_Written instruction_: Exclude the pictures and return every line exactly as written.
───── Data provided
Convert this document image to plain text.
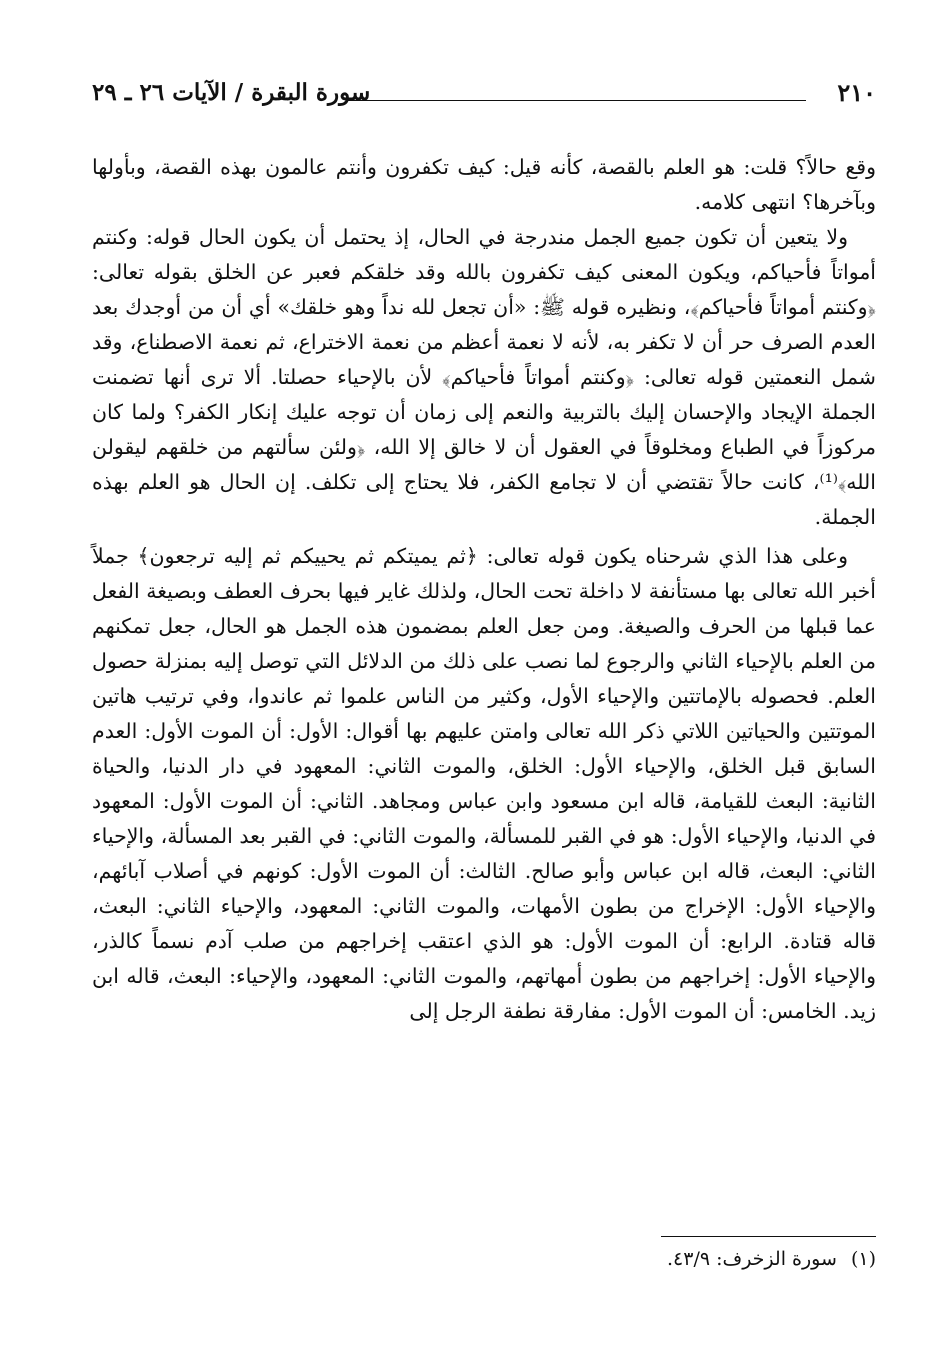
٢١٠
سورة البقرة / الآيات ٢٦ ـ ٢٩

وقع حالاً؟ قلت: هو العلم بالقصة، كأنه قيل: كيف تكفرون وأنتم عالمون بهذه القصة، وبأولها وبآخرها؟ انتهى كلامه.

ولا يتعين أن تكون جميع الجمل مندرجة في الحال، إذ يحتمل أن يكون الحال قوله: وكنتم أمواتاً فأحياكم، ويكون المعنى كيف تكفرون بالله وقد خلقكم فعبر عن الخلق بقوله تعالى: ﴿وكنتم أمواتاً فأحياكم﴾، ونظيره قوله ﷺ: «أن تجعل لله نداً وهو خلقك» أي أن من أوجدك بعد العدم الصرف حر أن لا تكفر به، لأنه لا نعمة أعظم من نعمة الاختراع، ثم نعمة الاصطناع، وقد شمل النعمتين قوله تعالى: ﴿وكنتم أمواتاً فأحياكم﴾ لأن بالإحياء حصلتا. ألا ترى أنها تضمنت الجملة الإيجاد والإحسان إليك بالتربية والنعم إلى زمان أن توجه عليك إنكار الكفر؟ ولما كان مركوزاً في الطباع ومخلوقاً في العقول أن لا خالق إلا الله، ﴿ولئن سألتهم من خلقهم ليقولن الله﴾⁽¹⁾، كانت حالاً تقتضي أن لا تجامع الكفر، فلا يحتاج إلى تكلف. إن الحال هو العلم بهذه الجملة.

وعلى هذا الذي شرحناه يكون قوله تعالى: ﴿ثم يميتكم ثم يحييكم ثم إليه ترجعون﴾ جملاً أخبر الله تعالى بها مستأنفة لا داخلة تحت الحال، ولذلك غاير فيها بحرف العطف وبصيغة الفعل عما قبلها من الحرف والصيغة. ومن جعل العلم بمضمون هذه الجمل هو الحال، جعل تمكنهم من العلم بالإحياء الثاني والرجوع لما نصب على ذلك من الدلائل التي توصل إليه بمنزلة حصول العلم. فحصوله بالإماتتين والإحياء الأول، وكثير من الناس علموا ثم عاندوا، وفي ترتيب هاتين الموتتين والحياتين اللاتي ذكر الله تعالى وامتن عليهم بها أقوال: الأول: أن الموت الأول: العدم السابق قبل الخلق، والإحياء الأول: الخلق، والموت الثاني: المعهود في دار الدنيا، والحياة الثانية: البعث للقيامة، قاله ابن مسعود وابن عباس ومجاهد. الثاني: أن الموت الأول: المعهود في الدنيا، والإحياء الأول: هو في القبر للمسألة، والموت الثاني: في القبر بعد المسألة، والإحياء الثاني: البعث، قاله ابن عباس وأبو صالح. الثالث: أن الموت الأول: كونهم في أصلاب آبائهم، والإحياء الأول: الإخراج من بطون الأمهات، والموت الثاني: المعهود، والإحياء الثاني: البعث، قاله قتادة. الرابع: أن الموت الأول: هو الذي اعتقب إخراجهم من صلب آدم نسماً كالذر، والإحياء الأول: إخراجهم من بطون أمهاتهم، والموت الثاني: المعهود، والإحياء: البعث، قاله ابن زيد. الخامس: أن الموت الأول: مفارقة نطفة الرجل إلى

(١) سورة الزخرف: ٤٣/٩.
──────────
_Full response_:
Convert this document image to plain text.
٢١٠
سورة البقرة / الآيات ٢٦ ـ ٢٩

وقع حالاً؟ قلت: هو العلم بالقصة، كأنه قيل: كيف تكفرون وأنتم عالمون بهذه القصة، وبأولها وبآخرها؟ انتهى كلامه.

ولا يتعين أن تكون جميع الجمل مندرجة في الحال، إذ يحتمل أن يكون الحال قوله: وكنتم أمواتاً فأحياكم، ويكون المعنى كيف تكفرون بالله وقد خلقكم فعبر عن الخلق بقوله تعالى: ﴿وكنتم أمواتاً فأحياكم﴾، ونظيره قوله ﷺ: «أن تجعل لله نداً وهو خلقك» أي أن من أوجدك بعد العدم الصرف حر أن لا تكفر به، لأنه لا نعمة أعظم من نعمة الاختراع، ثم نعمة الاصطناع، وقد شمل النعمتين قوله تعالى: ﴿وكنتم أمواتاً فأحياكم﴾ لأن بالإحياء حصلتا. ألا ترى أنها تضمنت الجملة الإيجاد والإحسان إليك بالتربية والنعم إلى زمان أن توجه عليك إنكار الكفر؟ ولما كان مركوزاً في الطباع ومخلوقاً في العقول أن لا خالق إلا الله، ﴿ولئن سألتهم من خلقهم ليقولن الله﴾⁽¹⁾، كانت حالاً تقتضي أن لا تجامع الكفر، فلا يحتاج إلى تكلف. إن الحال هو العلم بهذه الجملة.

وعلى هذا الذي شرحناه يكون قوله تعالى: ﴿ثم يميتكم ثم يحييكم ثم إليه ترجعون﴾ جملاً أخبر الله تعالى بها مستأنفة لا داخلة تحت الحال، ولذلك غاير فيها بحرف العطف وبصيغة الفعل عما قبلها من الحرف والصيغة. ومن جعل العلم بمضمون هذه الجمل هو الحال، جعل تمكنهم من العلم بالإحياء الثاني والرجوع لما نصب على ذلك من الدلائل التي توصل إليه بمنزلة حصول العلم. فحصوله بالإماتتين والإحياء الأول، وكثير من الناس علموا ثم عاندوا، وفي ترتيب هاتين الموتتين والحياتين اللاتي ذكر الله تعالى وامتن عليهم بها أقوال: الأول: أن الموت الأول: العدم السابق قبل الخلق، والإحياء الأول: الخلق، والموت الثاني: المعهود في دار الدنيا، والحياة الثانية: البعث للقيامة، قاله ابن مسعود وابن عباس ومجاهد. الثاني: أن الموت الأول: المعهود في الدنيا، والإحياء الأول: هو في القبر للمسألة، والموت الثاني: في القبر بعد المسألة، والإحياء الثاني: البعث، قاله ابن عباس وأبو صالح. الثالث: أن الموت الأول: كونهم في أصلاب آبائهم، والإحياء الأول: الإخراج من بطون الأمهات، والموت الثاني: المعهود، والإحياء الثاني: البعث، قاله قتادة. الرابع: أن الموت الأول: هو الذي اعتقب إخراجهم من صلب آدم نسماً كالذر، والإحياء الأول: إخراجهم من بطون أمهاتهم، والموت الثاني: المعهود، والإحياء: البعث، قاله ابن زيد. الخامس: أن الموت الأول: مفارقة نطفة الرجل إلى

(١) سورة الزخرف: ٤٣/٩.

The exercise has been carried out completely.